TASK PROMPT
Copy out every line that contains the word "Maurer".

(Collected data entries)

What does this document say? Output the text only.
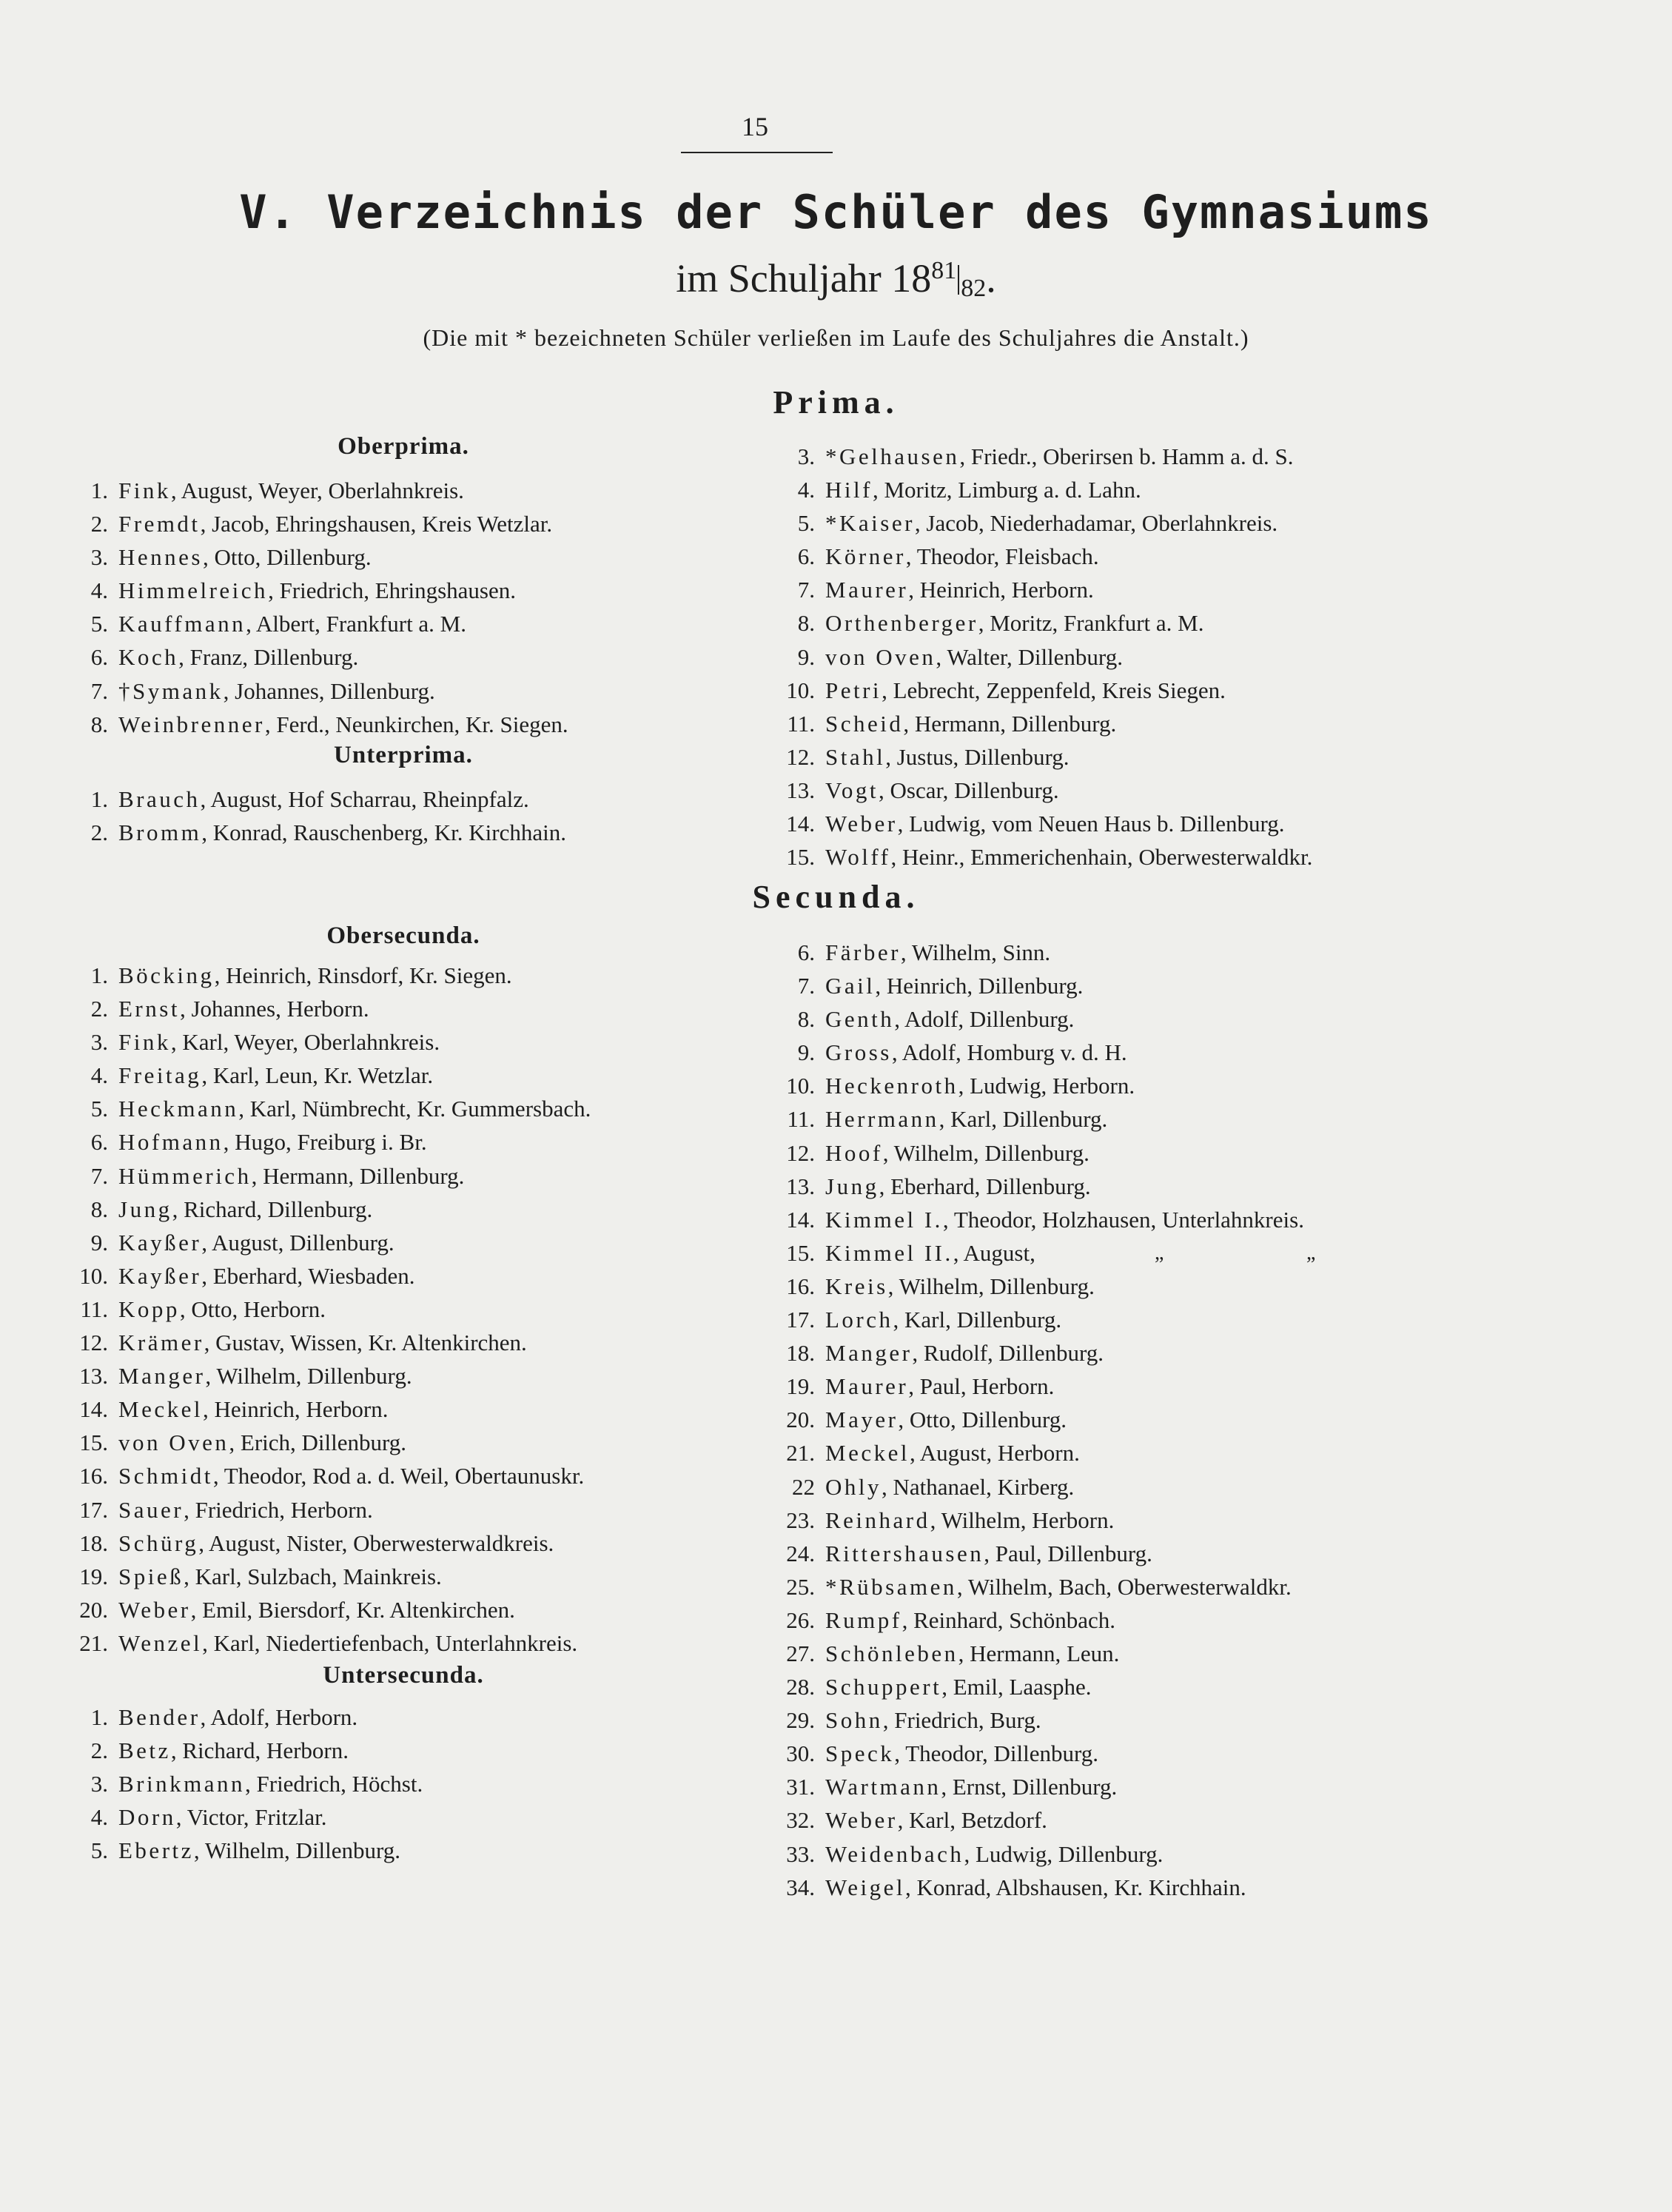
15
V. Verzeichnis der Schüler des Gymnasiums
im Schuljahr $18^{81}82$.
(Die mit * bezeichneten Schüler verließen im Laufe des Schuljahres die Anstalt.)
Prima.
Oberprima.
1. Fink, August, Weyer, Oberlahnkreis.
2. Fremdt, Jacob, Ehringshausen, Kreis Wetzlar.
3. Hennes, Otto, Dillenburg.
4. Himmelreich, Friedrich, Ehringshausen.
5. Kauffmann, Albert, Frankfurt a. M.
6. Koch, Franz, Dillenburg.
7. †Symank, Johannes, Dillenburg.
8. Weinbrenner, Ferd., Neunkirchen, Kr. Siegen.
Unterprima.
1. Brauch, August, Hof Scharrau, Rheinpfalz.
2. Bromm, Konrad, Rauschenberg, Kr. Kirchhain.
3. *Gelhausen, Friedr., Oberirsen b. Hamm a. d. S.
4. Hilf, Moritz, Limburg a. d. Lahn.
5. *Kaiser, Jacob, Niederhadamar, Oberlahnkreis.
6. Körner, Theodor, Fleisbach.
7. Maurer, Heinrich, Herborn.
8. Orthenberger, Moritz, Frankfurt a. M.
9. von Oven, Walter, Dillenburg.
10. Petri, Lebrecht, Zeppenfeld, Kreis Siegen.
11. Scheid, Hermann, Dillenburg.
12. Stahl, Justus, Dillenburg.
13. Vogt, Oscar, Dillenburg.
14. Weber, Ludwig, vom Neuen Haus b. Dillenburg.
15. Wolff, Heinr., Emmerichenhain, Oberwesterwaldkr.
Secunda.
Obersecunda.
1. Böcking, Heinrich, Rinsdorf, Kr. Siegen.
2. Ernst, Johannes, Herborn.
3. Fink, Karl, Weyer, Oberlahnkreis.
4. Freitag, Karl, Leun, Kr. Wetzlar.
5. Heckmann, Karl, Nümbrecht, Kr. Gummersbach.
6. Hofmann, Hugo, Freiburg i. Br.
7. Hümmerich, Hermann, Dillenburg.
8. Jung, Richard, Dillenburg.
9. Kayßer, August, Dillenburg.
10. Kayßer, Eberhard, Wiesbaden.
11. Kopp, Otto, Herborn.
12. Krämer, Gustav, Wissen, Kr. Altenkirchen.
13. Manger, Wilhelm, Dillenburg.
14. Meckel, Heinrich, Herborn.
15. von Oven, Erich, Dillenburg.
16. Schmidt, Theodor, Rod a. d. Weil, Obertaunuskr.
17. Sauer, Friedrich, Herborn.
18. Schürg, August, Nister, Oberwesterwaldkreis.
19. Spieß, Karl, Sulzbach, Mainkreis.
20. Weber, Emil, Biersdorf, Kr. Altenkirchen.
21. Wenzel, Karl, Niedertiefenbach, Unterlahnkreis.
Untersecunda.
1. Bender, Adolf, Herborn.
2. Betz, Richard, Herborn.
3. Brinkmann, Friedrich, Höchst.
4. Dorn, Victor, Fritzlar.
5. Ebertz, Wilhelm, Dillenburg.
6. Färber, Wilhelm, Sinn.
7. Gail, Heinrich, Dillenburg.
8. Genth, Adolf, Dillenburg.
9. Gross, Adolf, Homburg v. d. H.
10. Heckenroth, Ludwig, Herborn.
11. Herrmann, Karl, Dillenburg.
12. Hoof, Wilhelm, Dillenburg.
13. Jung, Eberhard, Dillenburg.
14. Kimmel I., Theodor, Holzhausen, Unterlahnkreis.
15. Kimmel II., August,	„	„
16. Kreis, Wilhelm, Dillenburg.
17. Lorch, Karl, Dillenburg.
18. Manger, Rudolf, Dillenburg.
19. Maurer, Paul, Herborn.
20. Mayer, Otto, Dillenburg.
21. Meckel, August, Herborn.
22 Ohly, Nathanael, Kirberg.
23. Reinhard, Wilhelm, Herborn.
24. Rittershausen, Paul, Dillenburg.
25. *Rübsamen, Wilhelm, Bach, Oberwesterwaldkr.
26. Rumpf, Reinhard, Schönbach.
27. Schönleben, Hermann, Leun.
28. Schuppert, Emil, Laasphe.
29. Sohn, Friedrich, Burg.
30. Speck, Theodor, Dillenburg.
31. Wartmann, Ernst, Dillenburg.
32. Weber, Karl, Betzdorf.
33. Weidenbach, Ludwig, Dillenburg.
34. Weigel, Konrad, Albshausen, Kr. Kirchhain.
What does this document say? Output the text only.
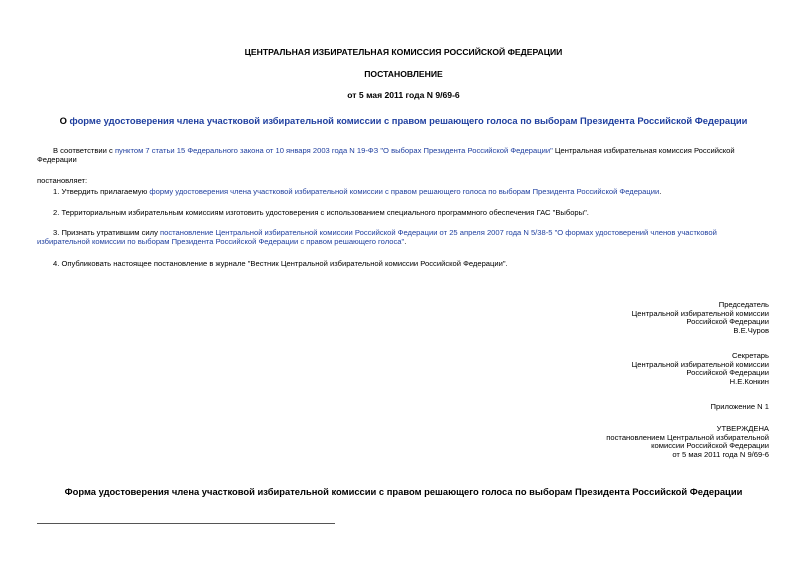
ЦЕНТРАЛЬНАЯ ИЗБИРАТЕЛЬНАЯ КОМИССИЯ РОССИЙСКОЙ ФЕДЕРАЦИИ
ПОСТАНОВЛЕНИЕ
от 5 мая 2011 года N 9/69-6
О форме удостоверения члена участковой избирательной комиссии с правом решающего голоса по выборам Президента Российской Федерации

В соответствии с пунктом 7 статьи 15 Федерального закона от 10 января 2003 года N 19-ФЗ "О выборах Президента Российской Федерации" Центральная избирательная комиссия Российской Федерации

постановляет:

1. Утвердить прилагаемую форму удостоверения члена участковой избирательной комиссии с правом решающего голоса по выборам Президента Российской Федерации.

2. Территориальным избирательным комиссиям изготовить удостоверения с использованием специального программного обеспечения ГАС "Выборы".

3. Признать утратившим силу постановление Центральной избирательной комиссии Российской Федерации от 25 апреля 2007 года N 5/38-5 "О формах удостоверений членов участковой избирательной комиссии по выборам Президента Российской Федерации с правом решающего голоса".

4. Опубликовать настоящее постановление в журнале "Вестник Центральной избирательной комиссии Российской Федерации".

Председатель
Центральной избирательной комиссии
Российской Федерации
В.Е.Чуров
Секретарь
Центральной избирательной комиссии
Российской Федерации
Н.Е.Конкин
Приложение N 1
УТВЕРЖДЕНА
постановлением Центральной избирательной
комиссии Российской Федерации
от 5 мая 2011 года N 9/69-6
Форма удостоверения члена участковой избирательной комиссии с правом решающего голоса по выборам Президента Российской Федерации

EXERCISE ANSWER
7. Maurer, Heinrich, Herborn.
19. Maurer, Paul, Herborn.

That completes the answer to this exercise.